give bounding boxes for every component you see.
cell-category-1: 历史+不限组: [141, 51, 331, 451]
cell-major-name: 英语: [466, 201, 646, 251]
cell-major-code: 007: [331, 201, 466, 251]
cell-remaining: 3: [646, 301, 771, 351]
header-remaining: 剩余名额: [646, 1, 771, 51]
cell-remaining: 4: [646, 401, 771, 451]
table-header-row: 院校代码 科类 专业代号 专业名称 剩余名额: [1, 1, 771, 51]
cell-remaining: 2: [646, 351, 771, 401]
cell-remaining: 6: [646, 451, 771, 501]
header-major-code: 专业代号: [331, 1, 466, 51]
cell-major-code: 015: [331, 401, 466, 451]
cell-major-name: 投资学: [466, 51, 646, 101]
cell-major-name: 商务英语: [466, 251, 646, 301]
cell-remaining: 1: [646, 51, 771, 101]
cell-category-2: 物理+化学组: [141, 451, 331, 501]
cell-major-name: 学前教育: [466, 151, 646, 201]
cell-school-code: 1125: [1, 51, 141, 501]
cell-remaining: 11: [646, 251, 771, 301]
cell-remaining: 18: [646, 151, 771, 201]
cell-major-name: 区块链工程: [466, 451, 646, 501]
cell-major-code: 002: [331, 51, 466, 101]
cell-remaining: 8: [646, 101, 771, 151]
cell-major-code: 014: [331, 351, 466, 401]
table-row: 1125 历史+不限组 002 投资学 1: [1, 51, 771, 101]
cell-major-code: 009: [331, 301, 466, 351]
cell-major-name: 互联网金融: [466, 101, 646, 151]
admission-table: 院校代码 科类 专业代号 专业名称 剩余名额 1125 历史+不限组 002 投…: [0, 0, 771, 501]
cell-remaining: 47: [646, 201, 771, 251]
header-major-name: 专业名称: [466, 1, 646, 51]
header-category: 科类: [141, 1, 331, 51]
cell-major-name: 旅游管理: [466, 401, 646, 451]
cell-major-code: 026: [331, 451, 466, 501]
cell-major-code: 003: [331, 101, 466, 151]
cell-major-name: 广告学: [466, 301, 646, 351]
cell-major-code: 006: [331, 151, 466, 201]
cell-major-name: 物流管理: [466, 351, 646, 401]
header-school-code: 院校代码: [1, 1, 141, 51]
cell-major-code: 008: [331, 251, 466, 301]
◆ ◆ ◆ ◆ ◆ ◆ ◆
> _Exercise objective_: Copy all of the lines above verbatim, from the first to the last, changing no character.

> _Solution to the problem_:
give bounding boxes for every component you see.
cell-category-1: 历史+不限组: [141, 51, 331, 451]
cell-major-name: 英语: [466, 201, 646, 251]
cell-major-code: 007: [331, 201, 466, 251]
cell-remaining: 3: [646, 301, 771, 351]
header-remaining: 剩余名额: [646, 1, 771, 51]
cell-remaining: 4: [646, 401, 771, 451]
table-header-row: 院校代码 科类 专业代号 专业名称 剩余名额: [1, 1, 771, 51]
cell-remaining: 2: [646, 351, 771, 401]
cell-remaining: 6: [646, 451, 771, 501]
header-major-code: 专业代号: [331, 1, 466, 51]
cell-major-code: 015: [331, 401, 466, 451]
cell-major-name: 投资学: [466, 51, 646, 101]
cell-major-name: 商务英语: [466, 251, 646, 301]
cell-remaining: 1: [646, 51, 771, 101]
cell-category-2: 物理+化学组: [141, 451, 331, 501]
cell-major-name: 学前教育: [466, 151, 646, 201]
cell-school-code: 1125: [1, 51, 141, 501]
cell-remaining: 11: [646, 251, 771, 301]
cell-remaining: 18: [646, 151, 771, 201]
cell-major-name: 区块链工程: [466, 451, 646, 501]
cell-major-code: 002: [331, 51, 466, 101]
cell-remaining: 8: [646, 101, 771, 151]
cell-major-code: 014: [331, 351, 466, 401]
table-row: 1125 历史+不限组 002 投资学 1: [1, 51, 771, 101]
cell-major-code: 009: [331, 301, 466, 351]
cell-major-name: 互联网金融: [466, 101, 646, 151]
admission-table: 院校代码 科类 专业代号 专业名称 剩余名额 1125 历史+不限组 002 投…: [0, 0, 771, 501]
cell-remaining: 47: [646, 201, 771, 251]
header-major-name: 专业名称: [466, 1, 646, 51]
header-category: 科类: [141, 1, 331, 51]
cell-major-name: 旅游管理: [466, 401, 646, 451]
cell-major-code: 026: [331, 451, 466, 501]
cell-major-code: 003: [331, 101, 466, 151]
cell-major-name: 广告学: [466, 301, 646, 351]
cell-major-code: 006: [331, 151, 466, 201]
cell-major-name: 物流管理: [466, 351, 646, 401]
header-school-code: 院校代码: [1, 1, 141, 51]
cell-major-code: 008: [331, 251, 466, 301]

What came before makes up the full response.